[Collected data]
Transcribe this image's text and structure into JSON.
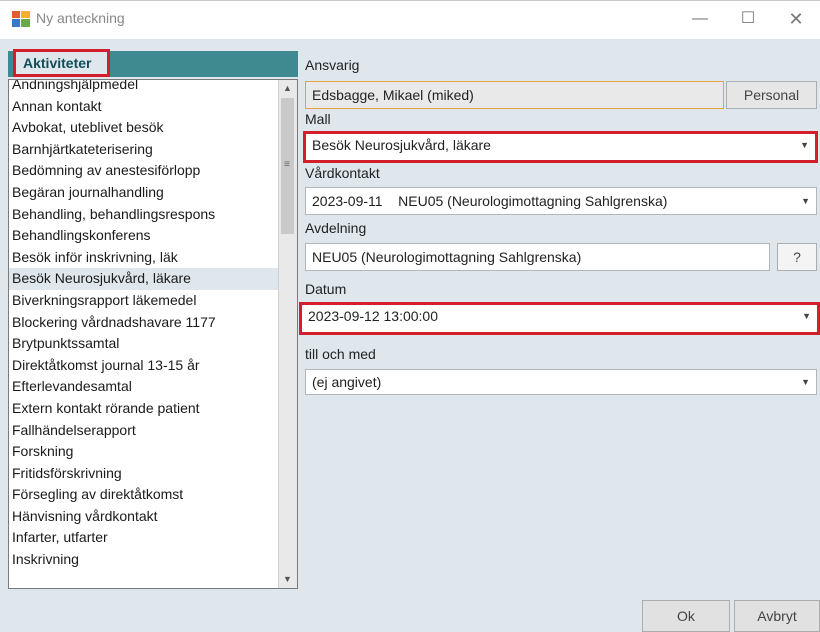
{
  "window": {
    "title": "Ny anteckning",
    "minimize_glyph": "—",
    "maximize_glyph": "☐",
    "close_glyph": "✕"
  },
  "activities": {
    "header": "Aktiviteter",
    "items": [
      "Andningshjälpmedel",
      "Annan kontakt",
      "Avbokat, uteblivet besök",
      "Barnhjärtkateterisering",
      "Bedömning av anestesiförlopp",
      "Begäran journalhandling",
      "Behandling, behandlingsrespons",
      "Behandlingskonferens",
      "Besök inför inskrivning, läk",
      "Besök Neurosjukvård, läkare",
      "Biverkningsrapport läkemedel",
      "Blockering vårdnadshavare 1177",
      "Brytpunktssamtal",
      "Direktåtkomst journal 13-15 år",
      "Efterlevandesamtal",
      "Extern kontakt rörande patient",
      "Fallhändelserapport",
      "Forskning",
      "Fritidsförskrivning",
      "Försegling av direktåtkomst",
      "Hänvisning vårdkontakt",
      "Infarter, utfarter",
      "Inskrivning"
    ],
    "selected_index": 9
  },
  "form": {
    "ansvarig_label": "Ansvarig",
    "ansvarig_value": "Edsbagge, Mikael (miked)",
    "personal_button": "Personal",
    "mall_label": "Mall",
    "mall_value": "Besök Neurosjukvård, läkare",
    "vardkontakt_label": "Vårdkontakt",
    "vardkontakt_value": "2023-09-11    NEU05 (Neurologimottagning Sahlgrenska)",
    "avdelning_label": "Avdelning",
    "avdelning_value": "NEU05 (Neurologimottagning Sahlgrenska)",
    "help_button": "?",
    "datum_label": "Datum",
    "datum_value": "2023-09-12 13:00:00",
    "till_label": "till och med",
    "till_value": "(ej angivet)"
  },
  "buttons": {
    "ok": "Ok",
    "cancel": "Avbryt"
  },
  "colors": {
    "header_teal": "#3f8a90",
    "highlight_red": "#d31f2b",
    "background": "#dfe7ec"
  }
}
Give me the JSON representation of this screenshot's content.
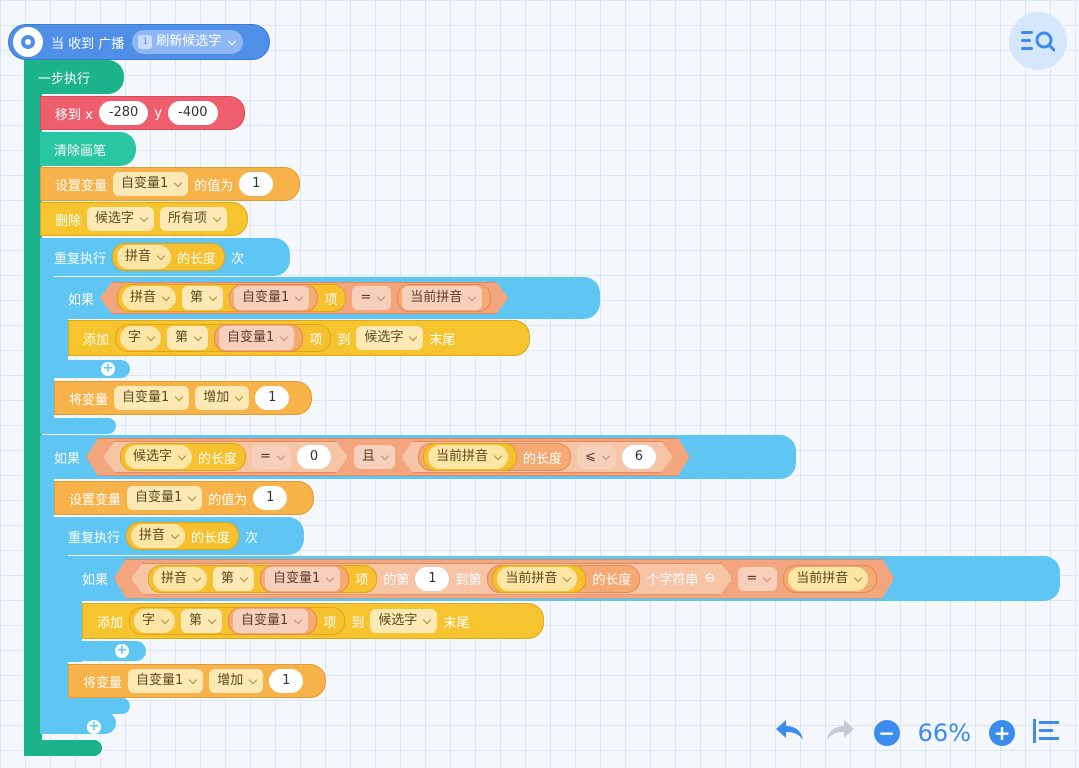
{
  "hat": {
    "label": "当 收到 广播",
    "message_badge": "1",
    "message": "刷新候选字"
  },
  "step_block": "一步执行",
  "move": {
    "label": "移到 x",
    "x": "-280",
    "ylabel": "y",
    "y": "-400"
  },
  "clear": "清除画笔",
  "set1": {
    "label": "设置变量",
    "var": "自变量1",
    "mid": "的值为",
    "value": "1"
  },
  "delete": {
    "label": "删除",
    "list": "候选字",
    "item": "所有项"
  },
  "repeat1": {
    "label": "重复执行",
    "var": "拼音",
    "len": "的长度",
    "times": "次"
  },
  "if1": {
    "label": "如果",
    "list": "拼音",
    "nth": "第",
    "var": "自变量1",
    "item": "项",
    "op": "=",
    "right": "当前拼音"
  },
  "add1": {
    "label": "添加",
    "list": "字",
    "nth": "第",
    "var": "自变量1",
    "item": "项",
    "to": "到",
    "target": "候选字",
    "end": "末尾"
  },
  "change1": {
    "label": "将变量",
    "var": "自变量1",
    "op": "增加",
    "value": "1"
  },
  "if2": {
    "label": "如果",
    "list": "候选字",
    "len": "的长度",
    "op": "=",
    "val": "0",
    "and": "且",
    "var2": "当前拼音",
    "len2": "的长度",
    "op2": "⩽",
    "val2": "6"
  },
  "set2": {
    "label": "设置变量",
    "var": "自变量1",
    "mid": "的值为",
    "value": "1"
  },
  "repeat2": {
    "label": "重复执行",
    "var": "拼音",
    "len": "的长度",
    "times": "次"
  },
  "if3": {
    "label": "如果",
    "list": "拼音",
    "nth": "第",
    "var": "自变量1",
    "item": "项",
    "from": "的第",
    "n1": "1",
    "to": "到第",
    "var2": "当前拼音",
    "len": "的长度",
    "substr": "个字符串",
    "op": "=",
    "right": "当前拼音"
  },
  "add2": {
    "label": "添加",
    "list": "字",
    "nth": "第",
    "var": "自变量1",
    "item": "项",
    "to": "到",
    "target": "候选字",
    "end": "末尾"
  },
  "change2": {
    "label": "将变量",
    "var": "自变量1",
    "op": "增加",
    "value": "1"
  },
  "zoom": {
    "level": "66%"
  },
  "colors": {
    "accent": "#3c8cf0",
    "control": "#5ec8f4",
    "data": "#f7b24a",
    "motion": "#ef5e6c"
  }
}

### [Exercise description]
Retype all of the entries exactly as written, leaving out any images.

### [Result of this task]
Transcribe this image's text and structure into JSON.
{
  "window": {
    "title": "Ny anteckning",
    "minimize_glyph": "—",
    "maximize_glyph": "☐",
    "close_glyph": "✕"
  },
  "activities": {
    "header": "Aktiviteter",
    "items": [
      "Andningshjälpmedel",
      "Annan kontakt",
      "Avbokat, uteblivet besök",
      "Barnhjärtkateterisering",
      "Bedömning av anestesiförlopp",
      "Begäran journalhandling",
      "Behandling, behandlingsrespons",
      "Behandlingskonferens",
      "Besök inför inskrivning, läk",
      "Besök Neurosjukvård, läkare",
      "Biverkningsrapport läkemedel",
      "Blockering vårdnadshavare 1177",
      "Brytpunktssamtal",
      "Direktåtkomst journal 13-15 år",
      "Efterlevandesamtal",
      "Extern kontakt rörande patient",
      "Fallhändelserapport",
      "Forskning",
      "Fritidsförskrivning",
      "Försegling av direktåtkomst",
      "Hänvisning vårdkontakt",
      "Infarter, utfarter",
      "Inskrivning"
    ],
    "selected_index": 9
  },
  "form": {
    "ansvarig_label": "Ansvarig",
    "ansvarig_value": "Edsbagge, Mikael (miked)",
    "personal_button": "Personal",
    "mall_label": "Mall",
    "mall_value": "Besök Neurosjukvård, läkare",
    "vardkontakt_label": "Vårdkontakt",
    "vardkontakt_value": "2023-09-11    NEU05 (Neurologimottagning Sahlgrenska)",
    "avdelning_label": "Avdelning",
    "avdelning_value": "NEU05 (Neurologimottagning Sahlgrenska)",
    "help_button": "?",
    "datum_label": "Datum",
    "datum_value": "2023-09-12 13:00:00",
    "till_label": "till och med",
    "till_value": "(ej angivet)"
  },
  "buttons": {
    "ok": "Ok",
    "cancel": "Avbryt"
  },
  "colors": {
    "header_teal": "#3f8a90",
    "highlight_red": "#d31f2b",
    "background": "#dfe7ec"
  }
}
Give me the JSON representation of this screenshot's content.
{
  "hat": {
    "label": "当 收到 广播",
    "message_badge": "1",
    "message": "刷新候选字"
  },
  "step_block": "一步执行",
  "move": {
    "label": "移到 x",
    "x": "-280",
    "ylabel": "y",
    "y": "-400"
  },
  "clear": "清除画笔",
  "set1": {
    "label": "设置变量",
    "var": "自变量1",
    "mid": "的值为",
    "value": "1"
  },
  "delete": {
    "label": "删除",
    "list": "候选字",
    "item": "所有项"
  },
  "repeat1": {
    "label": "重复执行",
    "var": "拼音",
    "len": "的长度",
    "times": "次"
  },
  "if1": {
    "label": "如果",
    "list": "拼音",
    "nth": "第",
    "var": "自变量1",
    "item": "项",
    "op": "=",
    "right": "当前拼音"
  },
  "add1": {
    "label": "添加",
    "list": "字",
    "nth": "第",
    "var": "自变量1",
    "item": "项",
    "to": "到",
    "target": "候选字",
    "end": "末尾"
  },
  "change1": {
    "label": "将变量",
    "var": "自变量1",
    "op": "增加",
    "value": "1"
  },
  "if2": {
    "label": "如果",
    "list": "候选字",
    "len": "的长度",
    "op": "=",
    "val": "0",
    "and": "且",
    "var2": "当前拼音",
    "len2": "的长度",
    "op2": "⩽",
    "val2": "6"
  },
  "set2": {
    "label": "设置变量",
    "var": "自变量1",
    "mid": "的值为",
    "value": "1"
  },
  "repeat2": {
    "label": "重复执行",
    "var": "拼音",
    "len": "的长度",
    "times": "次"
  },
  "if3": {
    "label": "如果",
    "list": "拼音",
    "nth": "第",
    "var": "自变量1",
    "item": "项",
    "from": "的第",
    "n1": "1",
    "to": "到第",
    "var2": "当前拼音",
    "len": "的长度",
    "substr": "个字符串",
    "op": "=",
    "right": "当前拼音"
  },
  "add2": {
    "label": "添加",
    "list": "字",
    "nth": "第",
    "var": "自变量1",
    "item": "项",
    "to": "到",
    "target": "候选字",
    "end": "末尾"
  },
  "change2": {
    "label": "将变量",
    "var": "自变量1",
    "op": "增加",
    "value": "1"
  },
  "zoom": {
    "level": "66%"
  },
  "colors": {
    "accent": "#3c8cf0",
    "control": "#5ec8f4",
    "data": "#f7b24a",
    "motion": "#ef5e6c"
  }
}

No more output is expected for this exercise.